— START —

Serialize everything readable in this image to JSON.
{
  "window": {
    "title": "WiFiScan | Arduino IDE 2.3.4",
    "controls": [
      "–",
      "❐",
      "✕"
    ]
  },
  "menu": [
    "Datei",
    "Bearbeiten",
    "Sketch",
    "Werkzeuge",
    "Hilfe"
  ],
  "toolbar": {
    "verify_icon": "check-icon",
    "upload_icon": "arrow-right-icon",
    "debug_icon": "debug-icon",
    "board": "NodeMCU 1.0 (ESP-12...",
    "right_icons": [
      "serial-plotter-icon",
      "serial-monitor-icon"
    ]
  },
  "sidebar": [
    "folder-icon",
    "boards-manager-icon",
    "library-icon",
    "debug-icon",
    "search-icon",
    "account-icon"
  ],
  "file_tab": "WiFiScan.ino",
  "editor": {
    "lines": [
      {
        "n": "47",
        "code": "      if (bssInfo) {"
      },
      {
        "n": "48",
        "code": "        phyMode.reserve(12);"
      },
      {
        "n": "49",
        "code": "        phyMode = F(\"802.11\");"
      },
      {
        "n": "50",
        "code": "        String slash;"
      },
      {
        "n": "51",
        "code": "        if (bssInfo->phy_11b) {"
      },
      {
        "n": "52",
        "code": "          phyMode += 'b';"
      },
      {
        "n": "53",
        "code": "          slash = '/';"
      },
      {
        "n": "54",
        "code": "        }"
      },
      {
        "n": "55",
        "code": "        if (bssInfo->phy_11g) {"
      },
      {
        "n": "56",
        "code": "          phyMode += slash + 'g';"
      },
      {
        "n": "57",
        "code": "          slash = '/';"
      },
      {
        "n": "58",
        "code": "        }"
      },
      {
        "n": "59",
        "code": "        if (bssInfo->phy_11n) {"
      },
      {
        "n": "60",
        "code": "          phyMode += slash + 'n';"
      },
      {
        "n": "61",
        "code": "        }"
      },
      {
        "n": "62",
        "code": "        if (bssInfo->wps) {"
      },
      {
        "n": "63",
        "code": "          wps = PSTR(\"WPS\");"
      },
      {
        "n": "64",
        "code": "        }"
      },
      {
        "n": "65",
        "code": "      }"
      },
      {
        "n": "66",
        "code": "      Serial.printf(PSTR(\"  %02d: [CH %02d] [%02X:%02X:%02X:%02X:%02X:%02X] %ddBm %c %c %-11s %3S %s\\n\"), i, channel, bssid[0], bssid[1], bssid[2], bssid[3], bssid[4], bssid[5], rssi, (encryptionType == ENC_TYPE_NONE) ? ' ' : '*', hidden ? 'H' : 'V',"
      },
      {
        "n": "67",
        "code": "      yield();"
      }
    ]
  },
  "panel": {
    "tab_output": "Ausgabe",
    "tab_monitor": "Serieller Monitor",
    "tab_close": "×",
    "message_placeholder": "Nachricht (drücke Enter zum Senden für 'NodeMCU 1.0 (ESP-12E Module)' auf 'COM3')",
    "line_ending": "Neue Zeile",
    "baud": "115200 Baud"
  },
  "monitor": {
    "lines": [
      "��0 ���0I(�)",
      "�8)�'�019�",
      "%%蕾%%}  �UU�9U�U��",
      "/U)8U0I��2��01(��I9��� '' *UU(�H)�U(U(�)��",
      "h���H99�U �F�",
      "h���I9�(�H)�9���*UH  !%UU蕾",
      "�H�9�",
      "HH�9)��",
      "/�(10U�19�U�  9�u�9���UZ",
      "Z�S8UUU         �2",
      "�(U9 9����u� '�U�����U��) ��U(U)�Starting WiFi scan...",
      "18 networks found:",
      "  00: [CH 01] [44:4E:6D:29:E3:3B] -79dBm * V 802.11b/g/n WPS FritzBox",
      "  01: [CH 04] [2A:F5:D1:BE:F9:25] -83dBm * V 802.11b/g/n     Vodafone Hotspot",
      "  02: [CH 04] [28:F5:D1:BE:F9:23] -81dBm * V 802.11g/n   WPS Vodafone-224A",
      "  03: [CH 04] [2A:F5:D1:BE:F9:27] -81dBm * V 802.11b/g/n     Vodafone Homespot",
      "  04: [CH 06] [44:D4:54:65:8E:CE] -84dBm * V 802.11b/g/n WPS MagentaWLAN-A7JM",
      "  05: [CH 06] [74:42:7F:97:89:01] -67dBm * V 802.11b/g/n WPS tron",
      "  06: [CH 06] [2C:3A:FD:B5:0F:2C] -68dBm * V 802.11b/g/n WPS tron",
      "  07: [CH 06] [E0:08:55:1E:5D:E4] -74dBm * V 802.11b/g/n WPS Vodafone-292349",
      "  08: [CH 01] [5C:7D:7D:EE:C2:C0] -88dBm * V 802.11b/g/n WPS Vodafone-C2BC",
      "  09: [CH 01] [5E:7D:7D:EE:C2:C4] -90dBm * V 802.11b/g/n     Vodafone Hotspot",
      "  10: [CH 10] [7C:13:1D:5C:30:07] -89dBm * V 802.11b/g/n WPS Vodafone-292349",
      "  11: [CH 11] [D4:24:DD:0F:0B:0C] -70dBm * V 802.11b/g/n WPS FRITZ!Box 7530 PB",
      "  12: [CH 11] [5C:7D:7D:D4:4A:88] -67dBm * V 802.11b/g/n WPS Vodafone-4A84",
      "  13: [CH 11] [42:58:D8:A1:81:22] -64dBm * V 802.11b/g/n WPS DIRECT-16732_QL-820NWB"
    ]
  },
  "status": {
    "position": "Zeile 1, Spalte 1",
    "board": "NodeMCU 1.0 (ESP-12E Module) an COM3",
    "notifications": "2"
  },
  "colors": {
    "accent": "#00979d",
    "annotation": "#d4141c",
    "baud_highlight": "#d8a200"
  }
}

— END —

Given instruction: Nothing should be changed: write out all of the data as is.

Solved exercise:
Serialize everything readable in this image to JSON.
{
  "window": {
    "title": "WiFiScan | Arduino IDE 2.3.4",
    "controls": [
      "–",
      "❐",
      "✕"
    ]
  },
  "menu": [
    "Datei",
    "Bearbeiten",
    "Sketch",
    "Werkzeuge",
    "Hilfe"
  ],
  "toolbar": {
    "verify_icon": "check-icon",
    "upload_icon": "arrow-right-icon",
    "debug_icon": "debug-icon",
    "board": "NodeMCU 1.0 (ESP-12...",
    "right_icons": [
      "serial-plotter-icon",
      "serial-monitor-icon"
    ]
  },
  "sidebar": [
    "folder-icon",
    "boards-manager-icon",
    "library-icon",
    "debug-icon",
    "search-icon",
    "account-icon"
  ],
  "file_tab": "WiFiScan.ino",
  "editor": {
    "lines": [
      {
        "n": "47",
        "code": "      if (bssInfo) {"
      },
      {
        "n": "48",
        "code": "        phyMode.reserve(12);"
      },
      {
        "n": "49",
        "code": "        phyMode = F(\"802.11\");"
      },
      {
        "n": "50",
        "code": "        String slash;"
      },
      {
        "n": "51",
        "code": "        if (bssInfo->phy_11b) {"
      },
      {
        "n": "52",
        "code": "          phyMode += 'b';"
      },
      {
        "n": "53",
        "code": "          slash = '/';"
      },
      {
        "n": "54",
        "code": "        }"
      },
      {
        "n": "55",
        "code": "        if (bssInfo->phy_11g) {"
      },
      {
        "n": "56",
        "code": "          phyMode += slash + 'g';"
      },
      {
        "n": "57",
        "code": "          slash = '/';"
      },
      {
        "n": "58",
        "code": "        }"
      },
      {
        "n": "59",
        "code": "        if (bssInfo->phy_11n) {"
      },
      {
        "n": "60",
        "code": "          phyMode += slash + 'n';"
      },
      {
        "n": "61",
        "code": "        }"
      },
      {
        "n": "62",
        "code": "        if (bssInfo->wps) {"
      },
      {
        "n": "63",
        "code": "          wps = PSTR(\"WPS\");"
      },
      {
        "n": "64",
        "code": "        }"
      },
      {
        "n": "65",
        "code": "      }"
      },
      {
        "n": "66",
        "code": "      Serial.printf(PSTR(\"  %02d: [CH %02d] [%02X:%02X:%02X:%02X:%02X:%02X] %ddBm %c %c %-11s %3S %s\\n\"), i, channel, bssid[0], bssid[1], bssid[2], bssid[3], bssid[4], bssid[5], rssi, (encryptionType == ENC_TYPE_NONE) ? ' ' : '*', hidden ? 'H' : 'V',"
      },
      {
        "n": "67",
        "code": "      yield();"
      }
    ]
  },
  "panel": {
    "tab_output": "Ausgabe",
    "tab_monitor": "Serieller Monitor",
    "tab_close": "×",
    "message_placeholder": "Nachricht (drücke Enter zum Senden für 'NodeMCU 1.0 (ESP-12E Module)' auf 'COM3')",
    "line_ending": "Neue Zeile",
    "baud": "115200 Baud"
  },
  "monitor": {
    "lines": [
      "��0 ���0I(�)",
      "�8)�'�019�",
      "%%蕾%%}  �UU�9U�U��",
      "/U)8U0I��2��01(��I9��� '' *UU(�H)�U(U(�)��",
      "h���H99�U �F�",
      "h���I9�(�H)�9���*UH  !%UU蕾",
      "�H�9�",
      "HH�9)��",
      "/�(10U�19�U�  9�u�9���UZ",
      "Z�S8UUU         �2",
      "�(U9 9����u� '�U�����U��) ��U(U)�Starting WiFi scan...",
      "18 networks found:",
      "  00: [CH 01] [44:4E:6D:29:E3:3B] -79dBm * V 802.11b/g/n WPS FritzBox",
      "  01: [CH 04] [2A:F5:D1:BE:F9:25] -83dBm * V 802.11b/g/n     Vodafone Hotspot",
      "  02: [CH 04] [28:F5:D1:BE:F9:23] -81dBm * V 802.11g/n   WPS Vodafone-224A",
      "  03: [CH 04] [2A:F5:D1:BE:F9:27] -81dBm * V 802.11b/g/n     Vodafone Homespot",
      "  04: [CH 06] [44:D4:54:65:8E:CE] -84dBm * V 802.11b/g/n WPS MagentaWLAN-A7JM",
      "  05: [CH 06] [74:42:7F:97:89:01] -67dBm * V 802.11b/g/n WPS tron",
      "  06: [CH 06] [2C:3A:FD:B5:0F:2C] -68dBm * V 802.11b/g/n WPS tron",
      "  07: [CH 06] [E0:08:55:1E:5D:E4] -74dBm * V 802.11b/g/n WPS Vodafone-292349",
      "  08: [CH 01] [5C:7D:7D:EE:C2:C0] -88dBm * V 802.11b/g/n WPS Vodafone-C2BC",
      "  09: [CH 01] [5E:7D:7D:EE:C2:C4] -90dBm * V 802.11b/g/n     Vodafone Hotspot",
      "  10: [CH 10] [7C:13:1D:5C:30:07] -89dBm * V 802.11b/g/n WPS Vodafone-292349",
      "  11: [CH 11] [D4:24:DD:0F:0B:0C] -70dBm * V 802.11b/g/n WPS FRITZ!Box 7530 PB",
      "  12: [CH 11] [5C:7D:7D:D4:4A:88] -67dBm * V 802.11b/g/n WPS Vodafone-4A84",
      "  13: [CH 11] [42:58:D8:A1:81:22] -64dBm * V 802.11b/g/n WPS DIRECT-16732_QL-820NWB"
    ]
  },
  "status": {
    "position": "Zeile 1, Spalte 1",
    "board": "NodeMCU 1.0 (ESP-12E Module) an COM3",
    "notifications": "2"
  },
  "colors": {
    "accent": "#00979d",
    "annotation": "#d4141c",
    "baud_highlight": "#d8a200"
  }
}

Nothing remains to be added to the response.